▸ **Textauszug**:

★ ★ ★ ★ ★ ★ ★

Ein Tag mit Silvia Altmann, Leiterin des Lerncafés Linz/Auwiesen

Bildung ist ein wichtiger Grundpfeiler für ein besseres Leben. Kinder und Jugendliche aus sozial bedürftigen Familien haben jedoch eine schlechtere Ausgangssituation und starten mit größeren Hürden ins Leben. Die Caritas-Lerncafés helfen diesen Kindern.

Zuhause zu lernen fällt Amir schwer. Der 12-Jährige lebt mit seinen Eltern und vier Geschwistern einer 2-Zimmer-Wohnung. Dort findet er selten die Ruhe, um konzentriert zu lernen. Die zwei Nachmittage pro Woche, an denen er ins Lerncafé Auwiesen kommt, sind ein richtiger Segen für ihn. Hier kann er konzentriert seine Hausübungen machen und lernen. Wenn er Hilfe braucht, stehen ihm Ehrenamtliche zur Seite, die ihm gerne etwas erklären. Und um den Kopf vom Lernen wieder frei zu bekommen, ist genügend Zeit da, um mit den anderen Kindern zu spielen. Der Bedarf für das Angebot ist groß. Rund zwanzig Kinder kommen regelmäßig ins Lerncafé Auwiesen. Auf der Warteliste stehen noch einmal 28. Manche der Kinder sind schon dabei, seit das Lerncafé im Jänner 2015 eröffnet wurde. Leiterin Mag.a Silvia Altmann sorgt dafür, dass alles rund läuft. Sie teilt die freiwilligen MitarbeiterInnen ein, spricht mit den Eltern, plant Aktivitäten und Ausflüge und kauft für die gesunde Jause ein, die es jeden Nachmittag gibt. Besonders wichtig ist ihr, dass sich jedes Kind willkommen fühlt und die Ehrenamtlichen genügend Wertschätzung bekommen. „Ich versuche herauszufinden, aus welcher Motivation heraus die Menschen sich engagieren. Manche verbringen gerne Zeit mit den Kindern, andere sind pensionierte LehrerInnen und wollen ihre Fertigkeiten weiter nutzen und wieder andere schätzen den sozialen Austausch. Jeder soll das bekommen, was er braucht“, erklärt sie. Auch legt sie Wert darauf, dass Eltern und Kinder die Arbeit der Freiwilligen schätzen – die auch bei Schönwetter kommen, wenn sie auch am See liegen könnten, und die nicht immer einfache Arbeit erledigen. „Es soll den Eltern und Kindern bewusst sein, dass das nicht selbstverständlich ist.“

ANDERE ERWARTUNGEN ANS BILDUNGSSYSTEM

Das Angebot vom Lerncafé ist kostenlos. Gerade die sozial bedürftigen Familien könnten es sich sonst nicht leisten. Die meisten Kinder haben Migrationshintergrund und ihre Eltern haben manchmal andere Erwartungen an das Bildungssystem, als es das österreichische bietet. „Unser Bildungssystem verlangt, dass Eltern mit ihren Kindern zuhause lernen“, erklärt Altmann. „In der Türkei z.B. gibt es Ganztagsschulen, welche die komplette Bildungsarbeit erledigen. Die Eltern gehen davon aus, dass es bei uns auch so ist.“ So haben die Kinder oft große Defizite in den Grundfähigkeiten, v.a. beim Lesen und den Grundrechnungsarten, weil niemand mit ihnen zuhause übt. Eine Rolle spielen dabei auch oft die sprachlichen Schwächen der Eltern und der niedrigere Bildungsstandard. Diese Defizite aus der Volksschule wirken sich auf den späteren Bildungsweg aus.

★ ★ ★ ★ ★ ★ ★

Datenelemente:
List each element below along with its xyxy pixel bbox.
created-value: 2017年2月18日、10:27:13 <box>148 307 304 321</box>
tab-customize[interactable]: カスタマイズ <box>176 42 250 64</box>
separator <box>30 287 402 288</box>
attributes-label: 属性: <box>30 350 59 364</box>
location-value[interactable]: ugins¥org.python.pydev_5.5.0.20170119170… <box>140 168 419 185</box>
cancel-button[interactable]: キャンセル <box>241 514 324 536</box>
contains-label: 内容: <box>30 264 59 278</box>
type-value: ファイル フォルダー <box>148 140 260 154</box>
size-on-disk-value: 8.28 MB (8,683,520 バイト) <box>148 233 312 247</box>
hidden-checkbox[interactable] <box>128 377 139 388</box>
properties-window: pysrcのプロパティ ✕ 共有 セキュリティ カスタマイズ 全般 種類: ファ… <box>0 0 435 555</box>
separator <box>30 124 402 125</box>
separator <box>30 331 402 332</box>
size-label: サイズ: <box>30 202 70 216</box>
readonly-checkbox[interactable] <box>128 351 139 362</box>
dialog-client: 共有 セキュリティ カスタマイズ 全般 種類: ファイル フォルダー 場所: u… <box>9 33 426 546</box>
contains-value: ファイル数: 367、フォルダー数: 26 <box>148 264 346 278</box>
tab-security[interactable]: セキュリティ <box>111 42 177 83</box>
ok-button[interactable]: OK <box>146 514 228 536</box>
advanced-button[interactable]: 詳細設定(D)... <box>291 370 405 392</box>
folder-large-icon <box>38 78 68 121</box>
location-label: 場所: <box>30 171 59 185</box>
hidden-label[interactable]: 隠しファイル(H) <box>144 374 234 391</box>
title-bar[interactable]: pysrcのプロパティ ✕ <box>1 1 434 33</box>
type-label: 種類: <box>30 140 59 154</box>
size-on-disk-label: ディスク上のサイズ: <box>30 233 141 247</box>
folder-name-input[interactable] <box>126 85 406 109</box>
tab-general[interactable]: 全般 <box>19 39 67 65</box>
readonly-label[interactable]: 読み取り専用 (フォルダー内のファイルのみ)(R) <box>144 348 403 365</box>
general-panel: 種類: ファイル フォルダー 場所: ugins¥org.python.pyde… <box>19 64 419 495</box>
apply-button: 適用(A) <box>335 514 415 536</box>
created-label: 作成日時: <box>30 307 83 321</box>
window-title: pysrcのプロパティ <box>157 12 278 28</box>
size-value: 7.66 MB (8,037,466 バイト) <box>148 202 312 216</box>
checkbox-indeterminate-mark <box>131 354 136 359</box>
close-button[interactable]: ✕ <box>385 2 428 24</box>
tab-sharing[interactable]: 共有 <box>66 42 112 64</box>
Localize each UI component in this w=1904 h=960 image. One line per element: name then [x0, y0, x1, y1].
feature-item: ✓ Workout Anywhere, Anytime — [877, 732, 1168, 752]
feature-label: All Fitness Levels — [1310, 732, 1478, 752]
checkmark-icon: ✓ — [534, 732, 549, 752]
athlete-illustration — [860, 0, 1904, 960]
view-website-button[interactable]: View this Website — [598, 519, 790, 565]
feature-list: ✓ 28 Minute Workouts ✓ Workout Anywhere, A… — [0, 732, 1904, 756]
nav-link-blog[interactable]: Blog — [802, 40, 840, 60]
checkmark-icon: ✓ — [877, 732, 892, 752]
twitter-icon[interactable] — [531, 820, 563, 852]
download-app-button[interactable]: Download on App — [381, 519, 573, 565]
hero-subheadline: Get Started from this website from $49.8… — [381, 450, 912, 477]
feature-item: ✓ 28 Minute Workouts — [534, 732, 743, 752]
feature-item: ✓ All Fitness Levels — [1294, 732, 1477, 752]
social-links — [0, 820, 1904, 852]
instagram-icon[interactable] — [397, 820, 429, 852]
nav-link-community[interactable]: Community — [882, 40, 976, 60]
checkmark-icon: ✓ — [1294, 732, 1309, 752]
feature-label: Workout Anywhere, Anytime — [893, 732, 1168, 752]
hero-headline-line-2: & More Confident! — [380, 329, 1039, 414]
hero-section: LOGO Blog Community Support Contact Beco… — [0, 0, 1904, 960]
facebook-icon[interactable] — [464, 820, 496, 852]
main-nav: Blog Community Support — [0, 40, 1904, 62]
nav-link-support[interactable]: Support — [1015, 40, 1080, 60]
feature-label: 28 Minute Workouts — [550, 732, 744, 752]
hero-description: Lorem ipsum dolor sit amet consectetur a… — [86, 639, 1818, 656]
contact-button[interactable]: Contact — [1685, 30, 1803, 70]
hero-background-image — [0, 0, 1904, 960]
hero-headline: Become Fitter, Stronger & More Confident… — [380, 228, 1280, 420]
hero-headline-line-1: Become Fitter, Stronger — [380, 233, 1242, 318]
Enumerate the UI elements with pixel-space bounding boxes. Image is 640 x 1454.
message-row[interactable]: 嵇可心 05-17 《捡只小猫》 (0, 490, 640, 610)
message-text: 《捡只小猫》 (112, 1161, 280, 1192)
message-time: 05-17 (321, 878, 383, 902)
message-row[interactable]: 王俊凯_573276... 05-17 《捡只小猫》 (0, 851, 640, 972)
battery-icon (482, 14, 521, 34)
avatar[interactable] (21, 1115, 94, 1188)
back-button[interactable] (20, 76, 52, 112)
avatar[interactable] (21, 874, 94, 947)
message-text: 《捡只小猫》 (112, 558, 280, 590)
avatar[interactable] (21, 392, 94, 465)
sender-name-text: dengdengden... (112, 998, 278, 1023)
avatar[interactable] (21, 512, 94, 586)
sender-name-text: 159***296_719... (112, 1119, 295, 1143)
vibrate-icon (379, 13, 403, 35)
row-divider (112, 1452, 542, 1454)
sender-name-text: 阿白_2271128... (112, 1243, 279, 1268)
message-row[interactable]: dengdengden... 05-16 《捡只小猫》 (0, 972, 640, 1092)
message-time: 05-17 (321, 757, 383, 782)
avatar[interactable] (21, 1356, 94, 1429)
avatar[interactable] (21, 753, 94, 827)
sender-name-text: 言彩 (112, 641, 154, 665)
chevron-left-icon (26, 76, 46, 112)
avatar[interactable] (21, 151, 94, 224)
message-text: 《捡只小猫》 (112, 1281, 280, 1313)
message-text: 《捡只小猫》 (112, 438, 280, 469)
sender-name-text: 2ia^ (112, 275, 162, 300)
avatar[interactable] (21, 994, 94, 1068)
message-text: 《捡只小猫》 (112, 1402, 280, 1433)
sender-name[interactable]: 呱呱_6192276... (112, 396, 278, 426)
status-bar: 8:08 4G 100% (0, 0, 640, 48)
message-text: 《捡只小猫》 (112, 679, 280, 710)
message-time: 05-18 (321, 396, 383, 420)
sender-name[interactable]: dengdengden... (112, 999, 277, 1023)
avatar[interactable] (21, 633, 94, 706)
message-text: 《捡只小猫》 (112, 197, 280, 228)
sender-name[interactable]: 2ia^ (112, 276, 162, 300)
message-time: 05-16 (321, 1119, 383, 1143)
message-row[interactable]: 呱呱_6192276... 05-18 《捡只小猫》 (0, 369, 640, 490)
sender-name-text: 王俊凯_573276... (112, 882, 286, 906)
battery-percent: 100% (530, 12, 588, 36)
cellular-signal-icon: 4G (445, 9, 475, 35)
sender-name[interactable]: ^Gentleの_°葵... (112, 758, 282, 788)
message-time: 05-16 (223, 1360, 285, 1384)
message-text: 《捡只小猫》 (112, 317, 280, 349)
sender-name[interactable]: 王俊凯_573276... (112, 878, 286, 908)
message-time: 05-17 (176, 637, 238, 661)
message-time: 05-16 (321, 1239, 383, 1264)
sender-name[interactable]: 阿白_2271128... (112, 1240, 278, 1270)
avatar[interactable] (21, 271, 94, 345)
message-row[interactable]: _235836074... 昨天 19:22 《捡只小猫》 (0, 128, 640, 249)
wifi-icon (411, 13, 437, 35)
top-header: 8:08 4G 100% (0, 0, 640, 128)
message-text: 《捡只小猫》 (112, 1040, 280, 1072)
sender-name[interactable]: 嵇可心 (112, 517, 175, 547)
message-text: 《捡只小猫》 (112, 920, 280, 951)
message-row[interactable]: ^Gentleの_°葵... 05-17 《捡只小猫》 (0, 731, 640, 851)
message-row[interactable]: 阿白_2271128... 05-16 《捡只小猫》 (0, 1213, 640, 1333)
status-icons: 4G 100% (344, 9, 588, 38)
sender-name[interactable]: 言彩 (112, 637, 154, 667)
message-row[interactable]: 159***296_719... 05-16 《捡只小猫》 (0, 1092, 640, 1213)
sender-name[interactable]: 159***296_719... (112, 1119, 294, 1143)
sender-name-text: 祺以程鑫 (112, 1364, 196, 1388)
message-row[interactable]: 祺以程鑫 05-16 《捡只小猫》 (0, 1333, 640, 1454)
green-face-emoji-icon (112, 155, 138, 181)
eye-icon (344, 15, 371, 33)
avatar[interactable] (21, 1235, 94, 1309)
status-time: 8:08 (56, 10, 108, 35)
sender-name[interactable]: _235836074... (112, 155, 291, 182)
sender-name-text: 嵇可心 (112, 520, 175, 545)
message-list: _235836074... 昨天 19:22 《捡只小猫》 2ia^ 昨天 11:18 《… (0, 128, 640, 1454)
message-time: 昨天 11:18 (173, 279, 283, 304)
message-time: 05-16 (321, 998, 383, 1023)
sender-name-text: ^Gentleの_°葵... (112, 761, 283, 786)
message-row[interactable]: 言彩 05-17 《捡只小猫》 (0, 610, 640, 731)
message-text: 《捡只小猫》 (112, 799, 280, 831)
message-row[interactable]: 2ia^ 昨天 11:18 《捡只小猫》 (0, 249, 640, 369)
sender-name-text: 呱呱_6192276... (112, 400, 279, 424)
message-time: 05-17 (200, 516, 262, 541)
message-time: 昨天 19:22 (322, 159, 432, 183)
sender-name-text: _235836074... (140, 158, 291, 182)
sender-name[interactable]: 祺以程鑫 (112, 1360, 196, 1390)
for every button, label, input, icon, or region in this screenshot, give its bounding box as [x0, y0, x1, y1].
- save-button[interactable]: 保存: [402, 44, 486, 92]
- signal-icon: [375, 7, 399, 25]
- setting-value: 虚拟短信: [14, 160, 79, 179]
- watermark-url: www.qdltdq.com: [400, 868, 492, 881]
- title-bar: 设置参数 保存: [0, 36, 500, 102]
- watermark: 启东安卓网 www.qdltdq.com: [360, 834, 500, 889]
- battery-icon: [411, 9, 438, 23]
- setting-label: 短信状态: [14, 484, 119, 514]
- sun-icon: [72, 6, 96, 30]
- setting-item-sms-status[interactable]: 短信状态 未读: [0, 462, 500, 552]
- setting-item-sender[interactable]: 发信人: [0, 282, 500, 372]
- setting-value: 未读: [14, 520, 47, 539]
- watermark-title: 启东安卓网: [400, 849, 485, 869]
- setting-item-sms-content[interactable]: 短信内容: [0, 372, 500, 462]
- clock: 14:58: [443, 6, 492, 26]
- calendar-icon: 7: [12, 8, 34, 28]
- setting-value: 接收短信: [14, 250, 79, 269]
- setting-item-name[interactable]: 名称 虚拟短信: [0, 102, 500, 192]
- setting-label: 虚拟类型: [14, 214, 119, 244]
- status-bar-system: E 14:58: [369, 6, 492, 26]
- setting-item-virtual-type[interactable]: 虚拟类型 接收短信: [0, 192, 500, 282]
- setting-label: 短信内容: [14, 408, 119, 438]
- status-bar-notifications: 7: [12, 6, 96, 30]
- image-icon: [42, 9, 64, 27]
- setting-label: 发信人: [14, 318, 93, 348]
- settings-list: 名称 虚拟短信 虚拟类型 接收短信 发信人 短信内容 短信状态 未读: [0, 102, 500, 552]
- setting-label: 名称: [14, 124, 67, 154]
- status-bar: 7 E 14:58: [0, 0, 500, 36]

★ ★ ★ ★ ★ ★ ★

▸ **Material erkunden**:
**a)** Seit wann besteht das Lerncafé Auwiesen laut dem Text über das Lerncafé?
**b)** Führen Sie den Text über das Lerncafé Auwiesen im Anschluss an seinen letzten Satz mit einem Absatz fort.

▸ **Lösungen unten**:
**a)** Seit seiner Eröffnung im Jänner 2015.

**b)**
WERTESCHULUNG

Genauso wertvoll wie die schulische Hilfe sieht Altmann auch das „Drumherum“. Höflichkeit und Respekt werden betont. Die Kinder müssen beim Kommen und Gehen die Hand schütteln, die Jause wird immer gemeinsam beendet. Das prägt auch für das Leben außerhalb des Lerncafés. Und im Lerncafé ist immer jemand, der ihnen zuhört. Wenn es ihnen nicht gut geht, sie Probleme in der Schule oder zuhause haben – ein offenes Ohr lässt sich immer finden. Etwas, das sie in der Großfamilie zuhause nicht immer haben. Die Kinder spüren das – und fühlen sich wohl. So wohl, dass manche Kinder sogar vor dem Lerncafé stehen, wenn sie eigentlich nicht da sein müssten. An drei Tagen hat das Lerncafé offen. Die betreuten Kinder müssen an zwei davon anwesend sein. „Heute ist Mittwoch. Da musst du doch gar nicht kommen“, sagt Altmann dann verwundert, wenn ein Kind am „freien“ Tag dasteht. Wenn es dann entgegnet: „Aber ich bin doch so gerne hier…“, weiß sie, dass sie es richtig macht. Denn was wünscht man sich mehr, als dass die Kinder freiwillig zum Lernen kommen?